— Begin Given data —
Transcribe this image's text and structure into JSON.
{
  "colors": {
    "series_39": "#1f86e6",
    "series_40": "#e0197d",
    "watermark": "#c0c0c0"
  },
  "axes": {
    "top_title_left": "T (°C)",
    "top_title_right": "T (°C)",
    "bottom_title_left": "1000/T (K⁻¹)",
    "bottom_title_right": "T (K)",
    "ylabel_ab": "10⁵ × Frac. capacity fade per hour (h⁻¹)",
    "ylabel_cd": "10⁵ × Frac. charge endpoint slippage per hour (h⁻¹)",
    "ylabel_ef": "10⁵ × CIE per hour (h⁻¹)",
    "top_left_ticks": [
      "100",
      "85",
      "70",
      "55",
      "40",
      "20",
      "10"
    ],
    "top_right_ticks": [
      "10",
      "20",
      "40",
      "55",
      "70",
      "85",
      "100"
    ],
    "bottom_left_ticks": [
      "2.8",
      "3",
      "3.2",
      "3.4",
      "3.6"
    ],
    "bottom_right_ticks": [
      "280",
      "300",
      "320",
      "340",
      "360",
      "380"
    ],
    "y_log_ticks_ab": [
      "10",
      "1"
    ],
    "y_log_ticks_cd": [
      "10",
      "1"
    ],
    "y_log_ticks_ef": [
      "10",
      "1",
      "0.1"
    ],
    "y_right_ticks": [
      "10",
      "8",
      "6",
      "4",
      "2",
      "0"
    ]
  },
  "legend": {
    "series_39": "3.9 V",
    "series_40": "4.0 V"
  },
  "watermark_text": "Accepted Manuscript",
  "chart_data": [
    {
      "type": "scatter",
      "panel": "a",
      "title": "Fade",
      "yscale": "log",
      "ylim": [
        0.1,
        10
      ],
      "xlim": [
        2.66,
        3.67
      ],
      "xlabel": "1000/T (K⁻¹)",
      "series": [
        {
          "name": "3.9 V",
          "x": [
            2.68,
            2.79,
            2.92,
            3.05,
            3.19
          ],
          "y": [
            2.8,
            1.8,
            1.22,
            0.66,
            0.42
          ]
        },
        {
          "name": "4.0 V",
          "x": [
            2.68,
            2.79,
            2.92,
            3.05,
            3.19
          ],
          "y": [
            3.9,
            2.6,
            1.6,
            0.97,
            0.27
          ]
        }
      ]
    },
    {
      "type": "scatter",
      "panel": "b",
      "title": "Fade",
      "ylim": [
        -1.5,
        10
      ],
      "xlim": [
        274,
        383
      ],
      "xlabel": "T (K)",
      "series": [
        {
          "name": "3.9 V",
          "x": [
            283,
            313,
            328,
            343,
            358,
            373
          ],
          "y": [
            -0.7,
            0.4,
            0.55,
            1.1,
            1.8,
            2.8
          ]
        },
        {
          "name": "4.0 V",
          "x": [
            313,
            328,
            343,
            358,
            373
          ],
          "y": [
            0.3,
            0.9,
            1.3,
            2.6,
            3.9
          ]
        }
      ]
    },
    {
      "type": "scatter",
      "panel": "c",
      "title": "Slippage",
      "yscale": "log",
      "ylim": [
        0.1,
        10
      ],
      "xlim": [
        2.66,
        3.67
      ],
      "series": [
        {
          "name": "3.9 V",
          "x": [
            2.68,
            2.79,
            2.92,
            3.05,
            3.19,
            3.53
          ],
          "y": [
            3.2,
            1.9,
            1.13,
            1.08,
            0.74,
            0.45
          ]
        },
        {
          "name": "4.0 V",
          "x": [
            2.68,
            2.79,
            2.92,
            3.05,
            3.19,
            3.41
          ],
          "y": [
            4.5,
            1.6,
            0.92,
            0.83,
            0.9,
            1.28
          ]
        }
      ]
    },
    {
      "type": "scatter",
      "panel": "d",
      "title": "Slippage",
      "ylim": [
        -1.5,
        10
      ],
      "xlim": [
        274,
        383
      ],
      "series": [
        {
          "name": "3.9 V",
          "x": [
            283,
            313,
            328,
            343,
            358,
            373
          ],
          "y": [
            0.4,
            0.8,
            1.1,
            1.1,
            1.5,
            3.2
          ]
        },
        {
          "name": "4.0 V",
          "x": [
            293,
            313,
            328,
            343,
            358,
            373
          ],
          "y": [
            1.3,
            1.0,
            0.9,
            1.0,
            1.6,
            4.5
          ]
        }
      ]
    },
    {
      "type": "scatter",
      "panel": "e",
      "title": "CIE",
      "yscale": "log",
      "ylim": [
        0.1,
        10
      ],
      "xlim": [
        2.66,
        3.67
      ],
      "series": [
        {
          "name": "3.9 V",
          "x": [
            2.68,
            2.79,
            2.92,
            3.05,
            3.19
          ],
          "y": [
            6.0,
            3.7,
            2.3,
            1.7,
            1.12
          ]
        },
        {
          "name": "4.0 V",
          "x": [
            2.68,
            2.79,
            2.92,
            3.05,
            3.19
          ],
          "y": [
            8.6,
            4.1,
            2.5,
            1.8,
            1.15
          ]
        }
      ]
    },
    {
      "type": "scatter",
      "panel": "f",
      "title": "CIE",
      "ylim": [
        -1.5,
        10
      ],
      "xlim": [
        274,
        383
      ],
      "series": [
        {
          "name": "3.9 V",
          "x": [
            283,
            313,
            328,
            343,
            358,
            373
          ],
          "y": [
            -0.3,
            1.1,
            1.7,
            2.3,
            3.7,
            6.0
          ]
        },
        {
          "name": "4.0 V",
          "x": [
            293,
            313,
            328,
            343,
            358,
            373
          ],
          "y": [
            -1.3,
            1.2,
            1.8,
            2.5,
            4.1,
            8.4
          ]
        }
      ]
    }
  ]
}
— End Given data —
— Begin Given data —
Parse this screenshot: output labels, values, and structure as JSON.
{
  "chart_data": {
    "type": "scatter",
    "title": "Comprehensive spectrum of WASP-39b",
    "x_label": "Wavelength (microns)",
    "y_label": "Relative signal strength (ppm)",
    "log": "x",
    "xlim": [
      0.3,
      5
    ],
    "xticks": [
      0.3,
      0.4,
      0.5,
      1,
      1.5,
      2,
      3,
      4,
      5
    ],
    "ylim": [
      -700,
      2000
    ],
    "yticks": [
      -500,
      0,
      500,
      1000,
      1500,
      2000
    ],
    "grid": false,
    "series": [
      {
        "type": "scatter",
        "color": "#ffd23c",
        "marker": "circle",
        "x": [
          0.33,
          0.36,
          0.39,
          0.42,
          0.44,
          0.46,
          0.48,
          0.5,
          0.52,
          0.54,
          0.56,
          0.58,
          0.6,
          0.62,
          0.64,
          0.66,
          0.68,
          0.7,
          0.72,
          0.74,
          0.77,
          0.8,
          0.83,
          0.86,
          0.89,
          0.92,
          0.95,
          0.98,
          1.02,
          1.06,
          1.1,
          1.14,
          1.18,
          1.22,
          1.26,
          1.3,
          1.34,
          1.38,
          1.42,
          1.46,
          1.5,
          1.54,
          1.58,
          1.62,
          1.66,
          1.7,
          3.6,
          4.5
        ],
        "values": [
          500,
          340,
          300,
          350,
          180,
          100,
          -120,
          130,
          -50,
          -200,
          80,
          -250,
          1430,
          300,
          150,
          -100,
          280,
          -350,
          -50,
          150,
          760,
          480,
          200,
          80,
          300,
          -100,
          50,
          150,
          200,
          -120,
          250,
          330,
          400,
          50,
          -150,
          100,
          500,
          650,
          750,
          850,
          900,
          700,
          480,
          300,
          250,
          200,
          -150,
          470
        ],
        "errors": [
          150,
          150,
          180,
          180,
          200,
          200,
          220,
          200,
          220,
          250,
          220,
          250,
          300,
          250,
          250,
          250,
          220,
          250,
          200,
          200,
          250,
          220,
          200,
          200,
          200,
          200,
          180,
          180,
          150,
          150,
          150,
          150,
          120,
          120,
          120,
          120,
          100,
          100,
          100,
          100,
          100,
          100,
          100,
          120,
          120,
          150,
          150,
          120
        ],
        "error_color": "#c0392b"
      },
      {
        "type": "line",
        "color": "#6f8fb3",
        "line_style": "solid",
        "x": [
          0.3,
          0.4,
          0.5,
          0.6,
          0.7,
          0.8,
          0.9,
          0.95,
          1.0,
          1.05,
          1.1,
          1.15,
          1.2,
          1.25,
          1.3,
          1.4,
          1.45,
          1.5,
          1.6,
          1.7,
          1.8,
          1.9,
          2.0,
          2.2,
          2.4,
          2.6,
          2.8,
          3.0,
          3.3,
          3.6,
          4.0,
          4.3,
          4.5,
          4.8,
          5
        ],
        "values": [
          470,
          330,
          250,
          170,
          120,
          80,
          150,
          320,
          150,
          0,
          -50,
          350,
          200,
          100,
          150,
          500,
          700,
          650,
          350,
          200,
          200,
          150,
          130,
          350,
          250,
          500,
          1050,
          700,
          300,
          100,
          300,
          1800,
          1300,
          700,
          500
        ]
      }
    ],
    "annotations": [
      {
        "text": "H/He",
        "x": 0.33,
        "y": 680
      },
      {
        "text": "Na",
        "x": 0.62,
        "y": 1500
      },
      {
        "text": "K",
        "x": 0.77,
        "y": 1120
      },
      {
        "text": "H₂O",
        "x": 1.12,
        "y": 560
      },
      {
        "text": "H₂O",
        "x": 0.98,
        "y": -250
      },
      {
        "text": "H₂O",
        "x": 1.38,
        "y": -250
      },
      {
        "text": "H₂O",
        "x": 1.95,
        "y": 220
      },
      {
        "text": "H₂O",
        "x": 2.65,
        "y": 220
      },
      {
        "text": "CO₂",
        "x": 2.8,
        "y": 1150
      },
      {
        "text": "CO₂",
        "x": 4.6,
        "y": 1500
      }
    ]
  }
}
— End Given data —
## Task prompt
From the listing above, copy every line that includes the word "Frac".

## The solution
    "ylabel_ab": "10⁵ × Frac. capacity fade per hour (h⁻¹)",
    "ylabel_cd": "10⁵ × Frac. charge endpoint slippage per hour (h⁻¹)",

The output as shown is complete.